▶ **TASK 1**
Using the Mario Contra profile, decide whether each statement agrees with it: (a) He was born in Timișoara. (b) He made 19 appearances for Botoșani. (c) He wears number 13 for his current team. Answer yes or no for each and quote the deciding words.
▶ **TASK 2**
List every team named in the senior career section of the Mario Contra profile.
▶ **TASK 3**
Go on with the Mario Contra profile from its last line.

Mario Contra

Personal information
- Full name: Mario Roberto Mihai Contra
- Date of birth: 15 September 1999 (age 26)
- Place of birth: Timișoara, Romania
- Height: 1.86 m (6 ft 1 in)
- Position: Goalkeeper

Team information
- Current team: Oțelul Galați
- Number: 13

Youth career
- 0000–2017: ACS Poli Timișoara

Senior career*
- Years: Team / Apps / (Gls)
- 2016–2019: ACS Poli Timișoara / 10 / (0)
- 2018: → Ripensia Timișoara (loan) / 5 / (0)
- 2019–2020: ASU Politehnica Timișoara / 6 / (0)
- 2020–2022: Botoșani / 2 / (0)
- 2022–2023: Unirea Slobozia / 19 / (0)
- 2023–2024: CSM Reșița / 5 / (0)

▶ **DATA SHOWN**
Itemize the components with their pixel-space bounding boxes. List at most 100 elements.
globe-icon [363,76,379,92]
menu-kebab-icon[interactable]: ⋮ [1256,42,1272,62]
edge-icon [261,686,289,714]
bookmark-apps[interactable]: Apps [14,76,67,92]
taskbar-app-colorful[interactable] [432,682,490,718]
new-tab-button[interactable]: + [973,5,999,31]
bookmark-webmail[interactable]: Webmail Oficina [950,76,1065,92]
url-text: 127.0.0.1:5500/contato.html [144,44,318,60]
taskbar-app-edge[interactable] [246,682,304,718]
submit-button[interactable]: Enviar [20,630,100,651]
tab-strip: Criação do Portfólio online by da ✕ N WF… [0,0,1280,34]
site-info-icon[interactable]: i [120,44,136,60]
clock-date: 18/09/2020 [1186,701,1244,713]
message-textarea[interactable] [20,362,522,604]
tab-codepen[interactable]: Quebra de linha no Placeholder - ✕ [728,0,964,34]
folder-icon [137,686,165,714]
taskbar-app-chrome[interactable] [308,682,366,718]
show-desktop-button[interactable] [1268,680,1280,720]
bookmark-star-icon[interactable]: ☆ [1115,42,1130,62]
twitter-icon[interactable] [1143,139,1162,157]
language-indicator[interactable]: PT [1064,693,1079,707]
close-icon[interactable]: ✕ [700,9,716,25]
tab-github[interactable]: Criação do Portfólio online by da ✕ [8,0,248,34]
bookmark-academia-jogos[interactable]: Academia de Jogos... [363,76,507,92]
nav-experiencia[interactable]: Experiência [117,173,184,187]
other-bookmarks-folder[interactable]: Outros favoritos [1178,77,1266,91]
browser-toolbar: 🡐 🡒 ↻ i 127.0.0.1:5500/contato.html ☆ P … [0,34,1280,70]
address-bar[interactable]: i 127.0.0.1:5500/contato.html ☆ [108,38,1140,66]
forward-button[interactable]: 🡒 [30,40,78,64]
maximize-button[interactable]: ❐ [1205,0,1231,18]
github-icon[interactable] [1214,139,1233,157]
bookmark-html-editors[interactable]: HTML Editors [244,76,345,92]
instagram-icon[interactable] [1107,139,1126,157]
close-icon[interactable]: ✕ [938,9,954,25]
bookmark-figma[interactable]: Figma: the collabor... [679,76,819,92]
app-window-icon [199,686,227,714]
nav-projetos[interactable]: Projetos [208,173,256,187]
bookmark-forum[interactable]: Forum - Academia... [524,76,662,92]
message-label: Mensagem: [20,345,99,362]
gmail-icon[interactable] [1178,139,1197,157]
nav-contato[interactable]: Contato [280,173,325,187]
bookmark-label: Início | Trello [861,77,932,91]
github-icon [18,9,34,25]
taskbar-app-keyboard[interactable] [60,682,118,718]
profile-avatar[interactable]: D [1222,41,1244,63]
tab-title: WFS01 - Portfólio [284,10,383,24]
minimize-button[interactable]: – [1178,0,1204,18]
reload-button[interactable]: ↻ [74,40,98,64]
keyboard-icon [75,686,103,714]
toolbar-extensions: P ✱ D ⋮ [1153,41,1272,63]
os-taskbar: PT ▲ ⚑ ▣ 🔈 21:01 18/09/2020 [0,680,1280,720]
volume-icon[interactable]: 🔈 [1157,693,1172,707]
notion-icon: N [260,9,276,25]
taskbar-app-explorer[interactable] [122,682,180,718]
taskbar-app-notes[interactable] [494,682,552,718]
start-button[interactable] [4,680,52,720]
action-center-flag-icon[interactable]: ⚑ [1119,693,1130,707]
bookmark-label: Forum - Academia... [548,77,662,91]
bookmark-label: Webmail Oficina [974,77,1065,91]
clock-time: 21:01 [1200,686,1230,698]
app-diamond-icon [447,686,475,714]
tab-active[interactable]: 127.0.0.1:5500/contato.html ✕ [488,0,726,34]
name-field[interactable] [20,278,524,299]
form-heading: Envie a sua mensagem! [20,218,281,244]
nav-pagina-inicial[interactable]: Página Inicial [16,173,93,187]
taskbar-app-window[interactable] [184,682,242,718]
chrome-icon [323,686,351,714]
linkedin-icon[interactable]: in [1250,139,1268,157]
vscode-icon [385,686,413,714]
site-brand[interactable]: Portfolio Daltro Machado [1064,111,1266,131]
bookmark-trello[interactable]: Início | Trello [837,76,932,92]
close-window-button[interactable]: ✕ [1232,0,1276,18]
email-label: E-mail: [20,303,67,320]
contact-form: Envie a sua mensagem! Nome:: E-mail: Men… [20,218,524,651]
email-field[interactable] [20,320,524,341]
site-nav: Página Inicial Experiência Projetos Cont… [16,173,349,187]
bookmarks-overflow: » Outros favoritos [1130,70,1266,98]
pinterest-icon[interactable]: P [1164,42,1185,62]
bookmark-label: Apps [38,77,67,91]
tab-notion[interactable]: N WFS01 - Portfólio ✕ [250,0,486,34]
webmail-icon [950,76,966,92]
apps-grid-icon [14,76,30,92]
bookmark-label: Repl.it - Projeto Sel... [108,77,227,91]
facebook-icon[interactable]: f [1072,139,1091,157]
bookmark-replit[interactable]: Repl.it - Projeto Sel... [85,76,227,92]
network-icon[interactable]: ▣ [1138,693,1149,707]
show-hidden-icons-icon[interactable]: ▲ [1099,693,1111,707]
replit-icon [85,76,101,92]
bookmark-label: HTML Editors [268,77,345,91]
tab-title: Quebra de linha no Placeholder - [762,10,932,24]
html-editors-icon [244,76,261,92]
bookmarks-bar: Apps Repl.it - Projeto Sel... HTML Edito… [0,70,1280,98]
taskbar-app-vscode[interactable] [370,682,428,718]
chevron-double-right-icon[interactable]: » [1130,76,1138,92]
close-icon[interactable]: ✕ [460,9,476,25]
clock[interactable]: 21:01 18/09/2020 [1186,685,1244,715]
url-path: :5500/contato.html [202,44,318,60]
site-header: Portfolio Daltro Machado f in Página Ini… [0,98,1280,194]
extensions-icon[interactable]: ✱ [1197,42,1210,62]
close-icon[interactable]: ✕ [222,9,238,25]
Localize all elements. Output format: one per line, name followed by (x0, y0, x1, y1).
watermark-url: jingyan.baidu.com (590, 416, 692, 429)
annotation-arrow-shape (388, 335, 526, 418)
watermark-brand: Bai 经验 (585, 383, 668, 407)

▶ **OUTPUT 1**
(a) Yes: "Place of birth: Timișoara, Romania"
(b) No: "2020–2022: Botoșani / 2 / (0)"
(c) Yes: "Number: 13"

▶ **OUTPUT 2**
ACS Poli Timișoara, Ripensia Timișoara, ASU Politehnica Timișoara, Botoșani, Unirea Slobozia, CSM Reșița

▶ **OUTPUT 3**
- 2024–2026: Chindia Târgoviște / 39 / (0)
- 2026–: Oțelul Galați / 0 / (0)

= Mario Contra =

Romanian footballer (born 1999)

Mario Roberto Mihai Contra (born 15 September 1999) is a Romanian professional footballer who plays as a goalkeeper for Liga I club Oțelul Galați.

==Career==
On 18 June 2026, the player moved to Oțelul Galați from Liga I, signing a two-year contract with an option to extend it for another year.